start

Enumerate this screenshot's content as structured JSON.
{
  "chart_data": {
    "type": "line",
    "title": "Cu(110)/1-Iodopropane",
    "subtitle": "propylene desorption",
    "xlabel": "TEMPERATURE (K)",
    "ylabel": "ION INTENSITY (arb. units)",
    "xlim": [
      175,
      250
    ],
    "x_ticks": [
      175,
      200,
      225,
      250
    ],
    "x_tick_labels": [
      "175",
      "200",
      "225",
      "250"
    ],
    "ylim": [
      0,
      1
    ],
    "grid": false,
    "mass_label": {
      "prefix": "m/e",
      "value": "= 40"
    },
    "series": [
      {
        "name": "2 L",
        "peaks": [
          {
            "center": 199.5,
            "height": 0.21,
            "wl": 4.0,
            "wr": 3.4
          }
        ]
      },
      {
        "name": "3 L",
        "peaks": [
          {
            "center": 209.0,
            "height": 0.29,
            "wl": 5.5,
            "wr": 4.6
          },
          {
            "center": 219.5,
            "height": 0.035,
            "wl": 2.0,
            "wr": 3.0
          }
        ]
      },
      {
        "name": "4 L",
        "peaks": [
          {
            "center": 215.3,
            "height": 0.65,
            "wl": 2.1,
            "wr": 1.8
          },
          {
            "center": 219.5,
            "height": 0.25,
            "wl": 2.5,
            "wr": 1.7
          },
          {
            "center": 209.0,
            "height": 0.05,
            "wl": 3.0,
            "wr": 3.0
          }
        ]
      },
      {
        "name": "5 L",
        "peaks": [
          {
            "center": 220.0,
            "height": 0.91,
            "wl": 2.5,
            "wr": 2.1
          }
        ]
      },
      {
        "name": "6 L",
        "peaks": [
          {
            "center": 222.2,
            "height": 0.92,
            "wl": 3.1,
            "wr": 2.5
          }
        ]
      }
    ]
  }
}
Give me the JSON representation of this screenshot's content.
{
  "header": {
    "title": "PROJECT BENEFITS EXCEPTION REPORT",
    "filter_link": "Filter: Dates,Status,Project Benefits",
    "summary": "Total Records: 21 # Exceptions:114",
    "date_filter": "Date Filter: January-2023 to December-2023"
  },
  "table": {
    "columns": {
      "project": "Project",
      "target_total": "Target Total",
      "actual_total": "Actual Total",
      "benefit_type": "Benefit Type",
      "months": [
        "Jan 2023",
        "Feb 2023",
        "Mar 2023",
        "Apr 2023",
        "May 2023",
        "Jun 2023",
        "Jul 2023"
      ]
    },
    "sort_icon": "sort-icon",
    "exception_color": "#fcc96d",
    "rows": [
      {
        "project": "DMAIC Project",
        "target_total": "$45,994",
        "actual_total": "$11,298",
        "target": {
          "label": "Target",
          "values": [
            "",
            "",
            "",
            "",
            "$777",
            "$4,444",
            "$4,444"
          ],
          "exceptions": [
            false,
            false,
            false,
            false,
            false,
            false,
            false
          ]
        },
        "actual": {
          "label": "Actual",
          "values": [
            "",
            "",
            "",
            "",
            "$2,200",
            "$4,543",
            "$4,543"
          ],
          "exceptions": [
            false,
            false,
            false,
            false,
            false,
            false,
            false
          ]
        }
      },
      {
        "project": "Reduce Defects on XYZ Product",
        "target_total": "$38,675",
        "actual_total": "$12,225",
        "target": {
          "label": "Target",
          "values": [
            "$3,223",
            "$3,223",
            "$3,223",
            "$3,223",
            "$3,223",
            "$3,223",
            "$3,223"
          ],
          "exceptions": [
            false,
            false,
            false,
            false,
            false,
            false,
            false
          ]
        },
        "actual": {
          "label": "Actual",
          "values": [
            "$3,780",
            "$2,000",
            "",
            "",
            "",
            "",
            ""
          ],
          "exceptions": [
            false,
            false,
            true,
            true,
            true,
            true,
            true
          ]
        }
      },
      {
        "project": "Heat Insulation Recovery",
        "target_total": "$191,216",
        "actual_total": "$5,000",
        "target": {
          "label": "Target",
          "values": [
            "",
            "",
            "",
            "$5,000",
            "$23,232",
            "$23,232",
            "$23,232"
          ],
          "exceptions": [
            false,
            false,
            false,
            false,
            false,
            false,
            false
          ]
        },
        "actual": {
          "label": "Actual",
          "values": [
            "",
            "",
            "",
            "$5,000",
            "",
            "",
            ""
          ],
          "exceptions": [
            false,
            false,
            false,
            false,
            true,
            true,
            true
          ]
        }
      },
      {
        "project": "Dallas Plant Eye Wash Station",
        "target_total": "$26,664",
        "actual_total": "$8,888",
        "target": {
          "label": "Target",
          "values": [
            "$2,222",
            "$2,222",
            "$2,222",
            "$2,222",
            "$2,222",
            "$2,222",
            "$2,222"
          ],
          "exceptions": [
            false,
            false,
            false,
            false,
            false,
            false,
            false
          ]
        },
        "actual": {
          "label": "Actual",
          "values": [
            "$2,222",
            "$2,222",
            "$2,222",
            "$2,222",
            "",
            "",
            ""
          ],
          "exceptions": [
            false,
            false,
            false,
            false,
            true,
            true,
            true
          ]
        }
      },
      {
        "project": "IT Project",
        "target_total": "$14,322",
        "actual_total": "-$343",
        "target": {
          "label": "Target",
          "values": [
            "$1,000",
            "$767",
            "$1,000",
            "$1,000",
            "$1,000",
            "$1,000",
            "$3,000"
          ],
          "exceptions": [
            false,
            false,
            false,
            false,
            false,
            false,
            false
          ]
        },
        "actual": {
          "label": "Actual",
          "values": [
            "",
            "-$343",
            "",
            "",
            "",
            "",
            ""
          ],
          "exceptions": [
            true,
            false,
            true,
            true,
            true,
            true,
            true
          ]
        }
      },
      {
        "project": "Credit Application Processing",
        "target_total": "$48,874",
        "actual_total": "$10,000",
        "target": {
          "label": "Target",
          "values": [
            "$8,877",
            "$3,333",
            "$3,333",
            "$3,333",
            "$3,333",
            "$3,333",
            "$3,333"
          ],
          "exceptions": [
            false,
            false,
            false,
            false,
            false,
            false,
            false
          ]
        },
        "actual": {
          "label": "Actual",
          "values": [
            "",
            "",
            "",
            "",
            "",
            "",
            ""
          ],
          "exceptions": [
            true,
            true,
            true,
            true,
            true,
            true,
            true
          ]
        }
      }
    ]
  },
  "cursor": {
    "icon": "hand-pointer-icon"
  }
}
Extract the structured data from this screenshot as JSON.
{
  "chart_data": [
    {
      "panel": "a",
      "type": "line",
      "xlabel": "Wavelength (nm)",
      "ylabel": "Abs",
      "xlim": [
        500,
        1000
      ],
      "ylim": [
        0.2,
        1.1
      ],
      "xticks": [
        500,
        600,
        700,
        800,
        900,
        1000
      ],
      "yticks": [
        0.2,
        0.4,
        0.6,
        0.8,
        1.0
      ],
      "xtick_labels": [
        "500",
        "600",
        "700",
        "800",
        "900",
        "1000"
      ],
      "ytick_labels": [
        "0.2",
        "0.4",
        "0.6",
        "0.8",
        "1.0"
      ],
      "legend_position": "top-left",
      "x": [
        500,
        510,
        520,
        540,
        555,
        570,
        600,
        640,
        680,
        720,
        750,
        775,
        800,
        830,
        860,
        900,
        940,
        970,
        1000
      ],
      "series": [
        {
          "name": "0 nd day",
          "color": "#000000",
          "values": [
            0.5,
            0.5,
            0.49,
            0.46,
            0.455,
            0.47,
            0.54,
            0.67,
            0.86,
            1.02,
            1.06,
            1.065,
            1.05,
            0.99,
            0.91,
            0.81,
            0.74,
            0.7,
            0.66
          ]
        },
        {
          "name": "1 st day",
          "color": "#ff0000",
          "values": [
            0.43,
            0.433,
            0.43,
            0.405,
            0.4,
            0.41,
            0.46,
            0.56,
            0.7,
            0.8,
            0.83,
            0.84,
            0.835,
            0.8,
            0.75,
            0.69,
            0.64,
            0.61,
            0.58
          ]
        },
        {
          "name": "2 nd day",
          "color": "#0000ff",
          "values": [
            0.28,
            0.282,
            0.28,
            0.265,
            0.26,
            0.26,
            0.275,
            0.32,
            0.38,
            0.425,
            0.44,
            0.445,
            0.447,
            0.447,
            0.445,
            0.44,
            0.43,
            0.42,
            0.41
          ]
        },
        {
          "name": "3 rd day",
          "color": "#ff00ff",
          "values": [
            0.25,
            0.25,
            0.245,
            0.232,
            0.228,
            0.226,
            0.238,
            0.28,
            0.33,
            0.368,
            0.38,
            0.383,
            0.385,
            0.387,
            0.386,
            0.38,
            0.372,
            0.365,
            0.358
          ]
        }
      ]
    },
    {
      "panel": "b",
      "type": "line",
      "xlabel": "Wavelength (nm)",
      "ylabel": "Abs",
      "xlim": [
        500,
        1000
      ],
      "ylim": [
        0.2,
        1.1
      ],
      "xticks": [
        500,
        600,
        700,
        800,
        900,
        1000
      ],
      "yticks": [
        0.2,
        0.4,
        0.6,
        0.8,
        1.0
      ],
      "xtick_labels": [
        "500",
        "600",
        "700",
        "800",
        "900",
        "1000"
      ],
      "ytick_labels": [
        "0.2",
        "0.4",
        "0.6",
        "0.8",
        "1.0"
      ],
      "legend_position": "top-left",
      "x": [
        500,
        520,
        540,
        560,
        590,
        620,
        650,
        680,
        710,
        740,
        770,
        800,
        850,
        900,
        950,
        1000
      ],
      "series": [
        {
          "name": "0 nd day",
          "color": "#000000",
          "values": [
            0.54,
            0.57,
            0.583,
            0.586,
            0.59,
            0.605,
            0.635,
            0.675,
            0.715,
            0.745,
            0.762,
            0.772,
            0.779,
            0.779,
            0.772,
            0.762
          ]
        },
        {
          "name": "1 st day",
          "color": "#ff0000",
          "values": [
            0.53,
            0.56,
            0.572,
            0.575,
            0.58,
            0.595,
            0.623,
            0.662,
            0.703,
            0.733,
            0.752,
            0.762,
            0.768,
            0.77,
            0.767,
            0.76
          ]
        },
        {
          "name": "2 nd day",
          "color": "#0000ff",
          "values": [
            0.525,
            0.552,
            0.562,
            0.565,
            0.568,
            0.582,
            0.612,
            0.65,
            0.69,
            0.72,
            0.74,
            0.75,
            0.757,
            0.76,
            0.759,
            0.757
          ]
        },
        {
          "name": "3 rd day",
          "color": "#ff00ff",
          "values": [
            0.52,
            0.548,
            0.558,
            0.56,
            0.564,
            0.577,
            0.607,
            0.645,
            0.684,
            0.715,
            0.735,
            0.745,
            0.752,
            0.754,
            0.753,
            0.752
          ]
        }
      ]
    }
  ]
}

end

DIRECTION:
Which lines in the records above contain the string "JSON"? Copy each one.

SOLUTION TO THIS PROBLEM:
Enumerate this screenshot's content as structured JSON.
Give me the JSON representation of this screenshot's content.
Extract the structured data from this screenshot as JSON.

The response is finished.